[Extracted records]
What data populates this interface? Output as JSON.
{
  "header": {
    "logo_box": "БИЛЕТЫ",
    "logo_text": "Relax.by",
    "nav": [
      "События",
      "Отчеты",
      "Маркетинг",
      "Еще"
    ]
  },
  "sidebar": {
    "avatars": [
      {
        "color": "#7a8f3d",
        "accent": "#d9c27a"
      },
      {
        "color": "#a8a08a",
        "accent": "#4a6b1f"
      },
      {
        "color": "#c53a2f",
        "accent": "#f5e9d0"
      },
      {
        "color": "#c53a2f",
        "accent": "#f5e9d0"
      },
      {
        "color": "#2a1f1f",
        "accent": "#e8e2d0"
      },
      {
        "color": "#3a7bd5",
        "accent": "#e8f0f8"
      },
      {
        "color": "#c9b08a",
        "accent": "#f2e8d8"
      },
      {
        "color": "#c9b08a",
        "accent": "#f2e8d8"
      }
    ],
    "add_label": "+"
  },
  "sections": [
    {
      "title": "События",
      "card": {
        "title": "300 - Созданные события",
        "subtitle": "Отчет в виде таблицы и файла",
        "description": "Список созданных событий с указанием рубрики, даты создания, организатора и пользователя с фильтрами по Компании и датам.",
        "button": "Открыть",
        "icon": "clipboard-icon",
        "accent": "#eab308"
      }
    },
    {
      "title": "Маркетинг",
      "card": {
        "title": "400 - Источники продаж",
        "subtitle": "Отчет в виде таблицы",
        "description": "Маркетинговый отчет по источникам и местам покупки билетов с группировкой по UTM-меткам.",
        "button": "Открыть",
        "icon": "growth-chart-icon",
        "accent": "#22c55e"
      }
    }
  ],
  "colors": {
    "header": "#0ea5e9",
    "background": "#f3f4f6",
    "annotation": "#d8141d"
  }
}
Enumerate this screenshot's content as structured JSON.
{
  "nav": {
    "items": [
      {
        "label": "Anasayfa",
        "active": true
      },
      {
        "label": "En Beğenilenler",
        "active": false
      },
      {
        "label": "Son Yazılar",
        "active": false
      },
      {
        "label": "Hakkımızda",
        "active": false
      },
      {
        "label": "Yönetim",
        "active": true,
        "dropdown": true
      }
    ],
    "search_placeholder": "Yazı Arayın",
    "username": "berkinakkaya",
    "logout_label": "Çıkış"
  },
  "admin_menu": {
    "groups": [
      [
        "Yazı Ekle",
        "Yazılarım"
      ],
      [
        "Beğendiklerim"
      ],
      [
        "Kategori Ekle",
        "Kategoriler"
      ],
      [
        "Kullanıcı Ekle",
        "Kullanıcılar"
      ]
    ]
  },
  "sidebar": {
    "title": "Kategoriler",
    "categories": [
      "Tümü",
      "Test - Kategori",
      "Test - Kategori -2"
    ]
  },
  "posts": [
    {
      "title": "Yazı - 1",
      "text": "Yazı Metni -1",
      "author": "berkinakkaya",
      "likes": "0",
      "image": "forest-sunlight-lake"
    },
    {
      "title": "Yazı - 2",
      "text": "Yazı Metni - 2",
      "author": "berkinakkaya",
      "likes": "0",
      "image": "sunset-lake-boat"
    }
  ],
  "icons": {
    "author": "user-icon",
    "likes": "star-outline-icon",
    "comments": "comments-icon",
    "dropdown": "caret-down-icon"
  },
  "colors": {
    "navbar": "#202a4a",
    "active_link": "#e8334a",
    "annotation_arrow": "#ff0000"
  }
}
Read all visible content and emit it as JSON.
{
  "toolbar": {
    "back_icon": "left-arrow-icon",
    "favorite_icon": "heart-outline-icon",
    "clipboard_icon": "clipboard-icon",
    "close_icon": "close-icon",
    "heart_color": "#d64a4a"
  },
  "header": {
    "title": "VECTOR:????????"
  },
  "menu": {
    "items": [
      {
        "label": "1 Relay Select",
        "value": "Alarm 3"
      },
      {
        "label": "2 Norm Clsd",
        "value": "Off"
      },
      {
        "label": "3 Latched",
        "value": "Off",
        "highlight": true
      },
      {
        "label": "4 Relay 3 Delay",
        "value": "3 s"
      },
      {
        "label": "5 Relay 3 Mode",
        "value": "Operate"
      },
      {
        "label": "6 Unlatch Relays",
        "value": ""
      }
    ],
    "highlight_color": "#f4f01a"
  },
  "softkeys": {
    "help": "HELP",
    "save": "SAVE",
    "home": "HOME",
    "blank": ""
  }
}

## DIRECTION
Identify the lines above with the word "content". Copy them.

## THE REPLY
Enumerate this screenshot's content as structured JSON.
Read all visible content and emit it as JSON.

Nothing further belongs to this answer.